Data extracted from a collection
(begin)

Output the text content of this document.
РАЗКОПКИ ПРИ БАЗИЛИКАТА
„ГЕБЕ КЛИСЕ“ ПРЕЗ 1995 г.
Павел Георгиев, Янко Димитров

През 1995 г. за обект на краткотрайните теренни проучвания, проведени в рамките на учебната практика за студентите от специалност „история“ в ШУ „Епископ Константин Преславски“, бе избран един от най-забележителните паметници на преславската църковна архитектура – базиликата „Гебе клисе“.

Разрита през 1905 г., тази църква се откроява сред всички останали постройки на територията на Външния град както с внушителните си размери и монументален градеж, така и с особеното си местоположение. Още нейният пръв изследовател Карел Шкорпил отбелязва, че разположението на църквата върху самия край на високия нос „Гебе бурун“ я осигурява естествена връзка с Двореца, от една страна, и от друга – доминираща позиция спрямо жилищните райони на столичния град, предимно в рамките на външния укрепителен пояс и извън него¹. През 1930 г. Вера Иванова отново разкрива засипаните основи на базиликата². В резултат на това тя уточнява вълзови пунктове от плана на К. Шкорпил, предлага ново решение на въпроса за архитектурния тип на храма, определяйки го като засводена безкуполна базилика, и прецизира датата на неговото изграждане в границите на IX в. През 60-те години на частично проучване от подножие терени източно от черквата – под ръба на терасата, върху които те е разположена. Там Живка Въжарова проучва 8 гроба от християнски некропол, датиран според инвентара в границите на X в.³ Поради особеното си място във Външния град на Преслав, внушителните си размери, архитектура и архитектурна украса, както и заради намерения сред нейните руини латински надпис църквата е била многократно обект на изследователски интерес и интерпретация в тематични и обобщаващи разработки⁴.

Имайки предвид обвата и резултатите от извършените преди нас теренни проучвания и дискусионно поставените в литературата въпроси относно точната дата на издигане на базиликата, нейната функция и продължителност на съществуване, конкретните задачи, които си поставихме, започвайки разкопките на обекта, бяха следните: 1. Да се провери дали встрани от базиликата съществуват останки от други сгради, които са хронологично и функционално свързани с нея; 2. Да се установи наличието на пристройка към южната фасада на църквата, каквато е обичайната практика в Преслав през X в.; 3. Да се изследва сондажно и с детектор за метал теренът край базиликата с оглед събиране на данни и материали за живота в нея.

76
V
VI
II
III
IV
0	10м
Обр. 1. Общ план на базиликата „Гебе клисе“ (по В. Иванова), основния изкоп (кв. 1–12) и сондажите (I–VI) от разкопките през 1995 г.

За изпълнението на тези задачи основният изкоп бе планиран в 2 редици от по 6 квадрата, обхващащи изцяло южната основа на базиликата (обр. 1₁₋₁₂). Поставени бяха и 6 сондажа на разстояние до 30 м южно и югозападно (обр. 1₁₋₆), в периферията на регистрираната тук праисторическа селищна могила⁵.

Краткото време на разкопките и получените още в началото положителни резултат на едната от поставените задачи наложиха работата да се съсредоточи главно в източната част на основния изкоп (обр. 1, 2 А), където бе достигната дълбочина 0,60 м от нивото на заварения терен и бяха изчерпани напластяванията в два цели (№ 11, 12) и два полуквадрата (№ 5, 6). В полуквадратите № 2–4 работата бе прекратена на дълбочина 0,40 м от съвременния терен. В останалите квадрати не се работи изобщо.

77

(end)

» **Work to be completed**
Retype the data in full and match it exactly.

» **Response for this exercise**
Output the text content of this document.
РАЗКОПКИ ПРИ БАЗИЛИКАТА
„ГЕБЕ КЛИСЕ“ ПРЕЗ 1995 г.
Павел Георгиев, Янко Димитров

През 1995 г. за обект на краткотрайните теренни проучвания, проведени в рамките на учебната практика за студентите от специалност „история“ в ШУ „Епископ Константин Преславски“, бе избран един от най-забележителните паметници на преславската църковна архитектура – базиликата „Гебе клисе“.

Разрита през 1905 г., тази църква се откроява сред всички останали постройки на територията на Външния град както с внушителните си размери и монументален градеж, така и с особеното си местоположение. Още нейният пръв изследовател Карел Шкорпил отбелязва, че разположението на църквата върху самия край на високия нос „Гебе бурун“ я осигурява естествена връзка с Двореца, от една страна, и от друга – доминираща позиция спрямо жилищните райони на столичния град, предимно в рамките на външния укрепителен пояс и извън него¹. През 1930 г. Вера Иванова отново разкрива засипаните основи на базиликата². В резултат на това тя уточнява вълзови пунктове от плана на К. Шкорпил, предлага ново решение на въпроса за архитектурния тип на храма, определяйки го като засводена безкуполна базилика, и прецизира датата на неговото изграждане в границите на IX в. През 60-те години на частично проучване от подножие терени източно от черквата – под ръба на терасата, върху които те е разположена. Там Живка Въжарова проучва 8 гроба от християнски некропол, датиран според инвентара в границите на X в.³ Поради особеното си място във Външния град на Преслав, внушителните си размери, архитектура и архитектурна украса, както и заради намерения сред нейните руини латински надпис църквата е била многократно обект на изследователски интерес и интерпретация в тематични и обобщаващи разработки⁴.

Имайки предвид обвата и резултатите от извършените преди нас теренни проучвания и дискусионно поставените в литературата въпроси относно точната дата на издигане на базиликата, нейната функция и продължителност на съществуване, конкретните задачи, които си поставихме, започвайки разкопките на обекта, бяха следните: 1. Да се провери дали встрани от базиликата съществуват останки от други сгради, които са хронологично и функционално свързани с нея; 2. Да се установи наличието на пристройка към южната фасада на църквата, каквато е обичайната практика в Преслав през X в.; 3. Да се изследва сондажно и с детектор за метал теренът край базиликата с оглед събиране на данни и материали за живота в нея.

76
V
VI
II
III
IV
0	10м
Обр. 1. Общ план на базиликата „Гебе клисе“ (по В. Иванова), основния изкоп (кв. 1–12) и сондажите (I–VI) от разкопките през 1995 г.

За изпълнението на тези задачи основният изкоп бе планиран в 2 редици от по 6 квадрата, обхващащи изцяло южната основа на базиликата (обр. 1₁₋₁₂). Поставени бяха и 6 сондажа на разстояние до 30 м южно и югозападно (обр. 1₁₋₆), в периферията на регистрираната тук праисторическа селищна могила⁵.

Краткото време на разкопките и получените още в началото положителни резултат на едната от поставените задачи наложиха работата да се съсредоточи главно в източната част на основния изкоп (обр. 1, 2 А), където бе достигната дълбочина 0,60 м от нивото на заварения терен и бяха изчерпани напластяванията в два цели (№ 11, 12) и два полуквадрата (№ 5, 6). В полуквадратите № 2–4 работата бе прекратена на дълбочина 0,40 м от съвременния терен. В останалите квадрати не се работи изобщо.

77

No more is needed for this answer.